### EXTRAIT FOURNI
FAIT DU SOIR Apprenti torero, Valentin est "prêt pour la con caballos"
À peine la vingtaine, l'apprenti torero Valentin fait le bilan de sa saison en novillada sans picadors. Il désire passer rapidement à la catégorie supérieure, la novillada avec picadors.
ObjectifGard : Comment va Valentin ?
Valentin : Tout va bien ! En pleine forme, j’ai pris beaucoup de maturité et j’ai trouvé le vrai moi. Pourquoi je veux faire ci, pourquoi je veux faire ça, où je veux aller et pourquoi je veux y aller.
Et dans les arènes, comment va Valentin ?
Le déclic est arrivé très tôt dans la saison, à Valencia, quand j’ai senti les responsabilités. J’ai dû prendre dix ans ! Ça m’a aidé à avancer en bien, à prendre de la hauteur sur les choses, à avoir une autre mentalité dans les arènes comme à l’extérieur. Il y a eu des grands moments et des petits. Dans la voiture avec la cuadrilla, l’hôtel, les voyages, les rencontres… ça m’a ouvert et ça m’a montré autre chose. Et ça, c’est bueno !
L’humain est fait pour évoluer. Le torero aussi.
Oui, c’est l’humain avant tout et ça on le retrouve dans mon toreo.
Quel était le plan du début de saison ?
Faire une grosse temporada pour marquer les esprits et faire parler de moi. Je voulais me préparer à débuter con caballos. On a su montrer qui on était. Mon but est de devenir matador de toros et figura ! C’est encore plus clair et affirmé mais avant ça il me faut montrer en novillada que je peux aller plus loin.
Combien de temps vous donnez-vous pour y arriver ?
J’aimerais débuter en début de saison, dans l’idéal en mai ou en juin. J’ai des pistes, des choses me donnent aussi envie en fin de saison mais pour y aller il me faudrait débuter au bon moment. On a réfléchi à la chose. Débuter mais ne toréer qu’une course dans la saison, ça ne sert à rien ! Faire les choses tranquillement, la patience est le pouvoir du torero.
Revenir dans les arènes déjà connues ?
Oui, c’est aussi sympa d’aller là où j’ai toréé, là où j’ai triomphé et là où je me suis senti aimé et à l’aide. Ces moments sont peu nombreux et je les garde précieusement.
Alors, le bilan de la saison ?
Au total j’ai fait 13 courses. Je n’avais pas d’objectif spécial, mais j’en ai eu presque autant en France qu’en Espagne ! En France je n’ai eu que des grosses arènes ou des arènes qui comptent dans le milieu taurin. Valencia, Alès, Nîmes, Arles, Boujan, Plan d’Orgon, Tarascon, Riscle, Lerma, Algemesi, Brea de Tajo…
Dans quelles arènes vous êtes-vous senti bien ?

### CONSIGNES
A - D'après l'entretien, combien de courses Valentin a-t-il faites au total cette saison ?
B - Recopiez mot pour mot le passage de l'entretien commençant par « Faire une grosse » et allant jusqu'à « pouvoir du torero. ».

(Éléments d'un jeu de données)
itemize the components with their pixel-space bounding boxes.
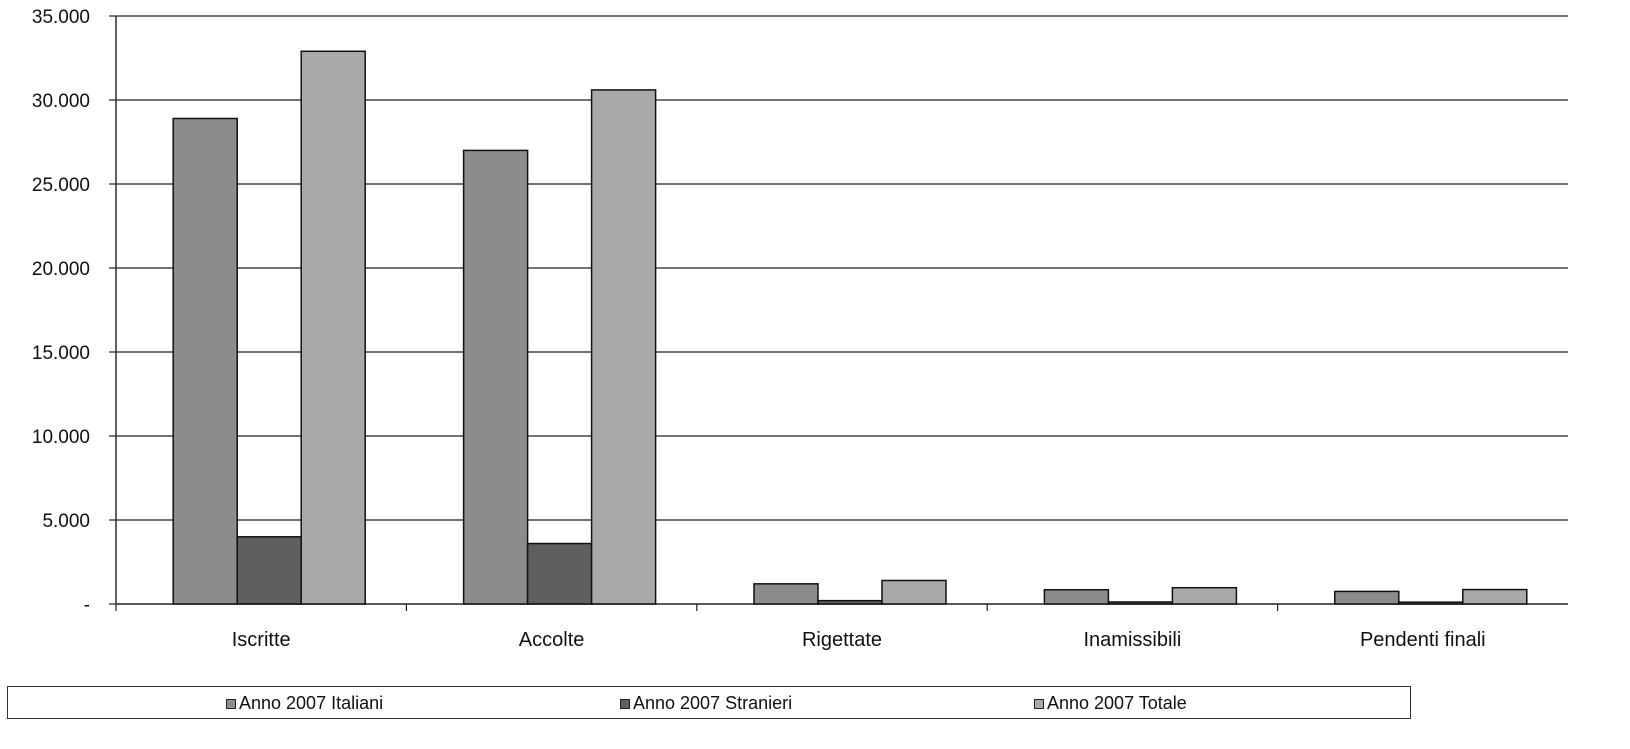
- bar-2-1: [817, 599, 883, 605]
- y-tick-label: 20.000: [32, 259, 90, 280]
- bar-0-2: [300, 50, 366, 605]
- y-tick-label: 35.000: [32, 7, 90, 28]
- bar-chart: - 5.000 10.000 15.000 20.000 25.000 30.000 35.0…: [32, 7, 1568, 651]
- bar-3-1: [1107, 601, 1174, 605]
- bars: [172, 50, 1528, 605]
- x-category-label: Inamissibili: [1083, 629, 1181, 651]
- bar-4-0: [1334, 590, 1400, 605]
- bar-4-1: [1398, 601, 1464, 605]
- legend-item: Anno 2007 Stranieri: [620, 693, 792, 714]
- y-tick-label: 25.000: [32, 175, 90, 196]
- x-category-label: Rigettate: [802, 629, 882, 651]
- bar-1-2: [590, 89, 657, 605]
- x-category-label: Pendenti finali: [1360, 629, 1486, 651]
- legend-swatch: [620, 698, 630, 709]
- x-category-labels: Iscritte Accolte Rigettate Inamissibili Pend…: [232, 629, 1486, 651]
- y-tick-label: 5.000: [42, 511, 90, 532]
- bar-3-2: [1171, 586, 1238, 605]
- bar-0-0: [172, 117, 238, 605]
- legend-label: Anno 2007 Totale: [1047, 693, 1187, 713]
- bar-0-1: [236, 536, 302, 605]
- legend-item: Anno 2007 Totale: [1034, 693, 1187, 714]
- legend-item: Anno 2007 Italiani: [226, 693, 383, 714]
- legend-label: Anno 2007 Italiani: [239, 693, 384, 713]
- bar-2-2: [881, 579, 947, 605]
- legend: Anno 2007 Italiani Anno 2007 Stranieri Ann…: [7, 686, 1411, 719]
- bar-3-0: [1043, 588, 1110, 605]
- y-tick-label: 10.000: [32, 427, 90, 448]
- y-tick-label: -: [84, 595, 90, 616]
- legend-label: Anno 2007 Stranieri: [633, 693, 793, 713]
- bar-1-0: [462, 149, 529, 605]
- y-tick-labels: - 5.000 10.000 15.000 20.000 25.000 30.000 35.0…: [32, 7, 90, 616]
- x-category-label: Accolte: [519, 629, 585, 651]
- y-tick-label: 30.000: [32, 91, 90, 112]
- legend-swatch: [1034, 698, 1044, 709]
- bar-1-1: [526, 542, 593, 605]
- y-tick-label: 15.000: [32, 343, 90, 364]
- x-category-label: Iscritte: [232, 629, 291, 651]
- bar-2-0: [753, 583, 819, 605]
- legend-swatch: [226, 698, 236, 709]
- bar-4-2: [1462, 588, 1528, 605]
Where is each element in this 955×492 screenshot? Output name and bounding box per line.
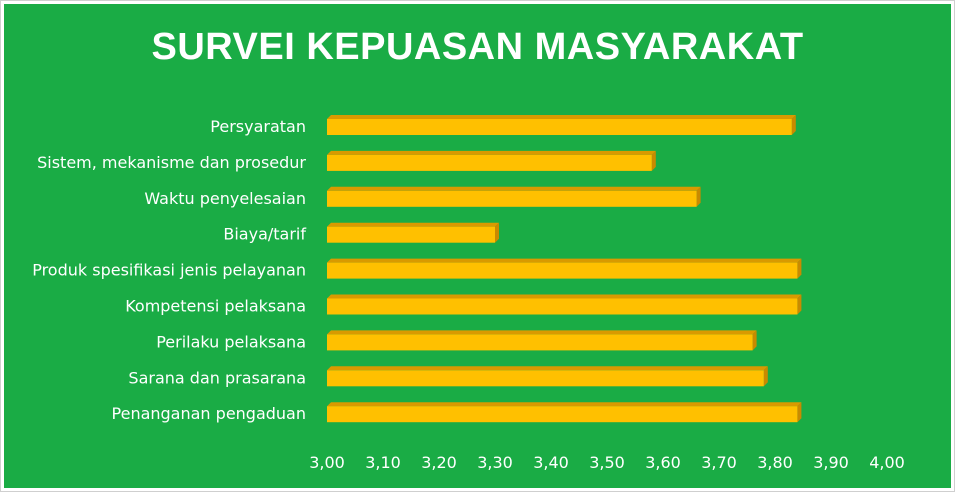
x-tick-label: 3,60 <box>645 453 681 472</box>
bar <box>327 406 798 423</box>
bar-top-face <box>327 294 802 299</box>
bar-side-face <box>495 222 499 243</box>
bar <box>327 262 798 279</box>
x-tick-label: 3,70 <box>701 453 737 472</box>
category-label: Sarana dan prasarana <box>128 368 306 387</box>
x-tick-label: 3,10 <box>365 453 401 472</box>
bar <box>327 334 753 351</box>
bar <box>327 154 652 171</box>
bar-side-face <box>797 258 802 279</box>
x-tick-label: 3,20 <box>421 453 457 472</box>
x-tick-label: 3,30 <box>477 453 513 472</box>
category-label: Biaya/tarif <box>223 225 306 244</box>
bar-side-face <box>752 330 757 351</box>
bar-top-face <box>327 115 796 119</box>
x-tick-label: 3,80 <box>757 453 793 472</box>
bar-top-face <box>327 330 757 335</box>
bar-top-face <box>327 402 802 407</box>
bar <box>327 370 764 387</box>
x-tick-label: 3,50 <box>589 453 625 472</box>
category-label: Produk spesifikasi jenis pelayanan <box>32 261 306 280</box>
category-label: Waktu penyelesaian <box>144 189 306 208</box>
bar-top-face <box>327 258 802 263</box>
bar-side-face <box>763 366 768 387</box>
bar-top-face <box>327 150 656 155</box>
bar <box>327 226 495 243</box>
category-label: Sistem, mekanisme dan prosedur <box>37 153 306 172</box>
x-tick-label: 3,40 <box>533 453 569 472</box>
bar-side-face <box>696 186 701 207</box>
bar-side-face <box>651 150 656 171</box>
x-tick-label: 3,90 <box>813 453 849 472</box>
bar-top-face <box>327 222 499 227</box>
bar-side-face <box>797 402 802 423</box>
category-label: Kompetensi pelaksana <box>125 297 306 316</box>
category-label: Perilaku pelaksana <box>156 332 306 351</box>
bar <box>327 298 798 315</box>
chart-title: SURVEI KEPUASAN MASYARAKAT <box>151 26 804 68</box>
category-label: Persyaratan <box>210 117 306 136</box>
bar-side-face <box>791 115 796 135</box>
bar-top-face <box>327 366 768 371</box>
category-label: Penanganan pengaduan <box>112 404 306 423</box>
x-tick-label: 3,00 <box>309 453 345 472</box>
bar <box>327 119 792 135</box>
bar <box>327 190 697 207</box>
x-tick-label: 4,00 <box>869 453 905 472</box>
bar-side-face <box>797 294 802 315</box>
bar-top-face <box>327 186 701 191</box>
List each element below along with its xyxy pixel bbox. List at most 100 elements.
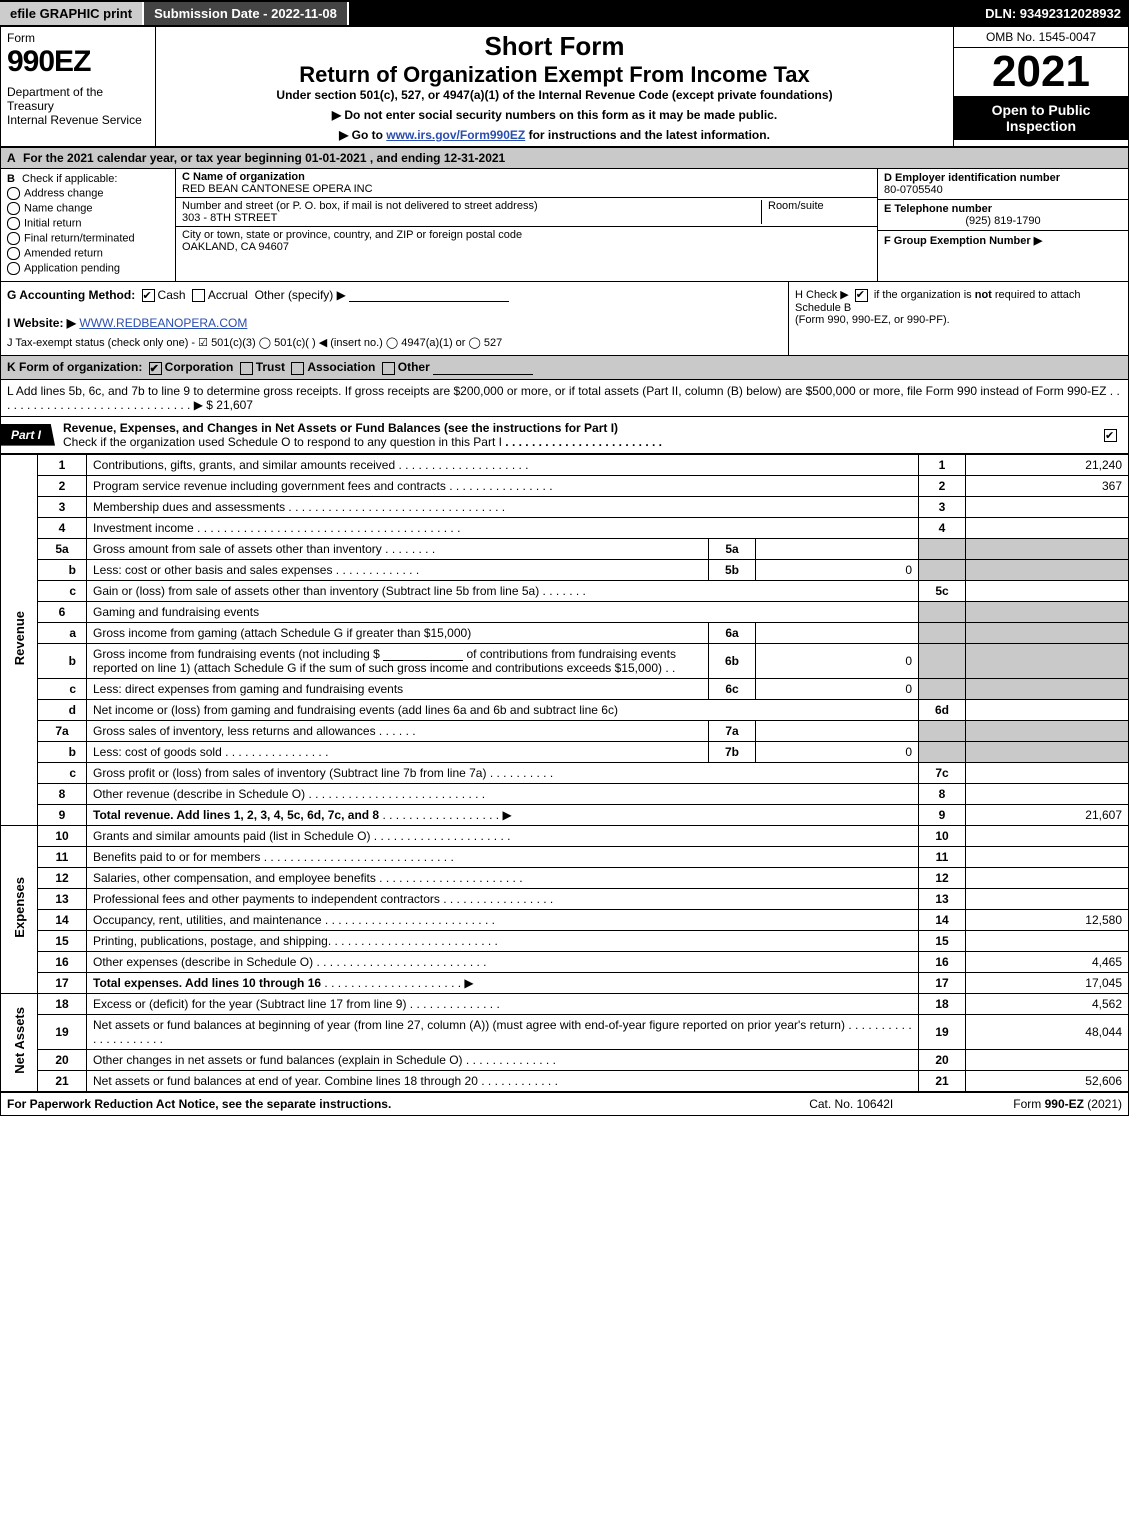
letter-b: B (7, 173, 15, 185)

### RÉPONSES ATTENDUES
A - Il a fait 13 courses au total.

B -
Faire une grosse temporada pour marquer les esprits et faire parler de moi. Je voulais me préparer à débuter con caballos. On a su montrer qui on était. Mon but est de devenir matador de toros et figura ! C’est encore plus clair et affirmé mais avant ça il me faut montrer en novillada que je peux aller plus loin.
Combien de temps vous donnez-vous pour y arriver ?
J’aimerais débuter en début de saison, dans l’idéal en mai ou en juin. J’ai des pistes, des choses me donnent aussi envie en fin de saison mais pour y aller il me faudrait débuter au bon moment. On a réfléchi à la chose. Débuter mais ne toréer qu’une course dans la saison, ça ne sert à rien ! Faire les choses tranquillement, la patience est le pouvoir du torero.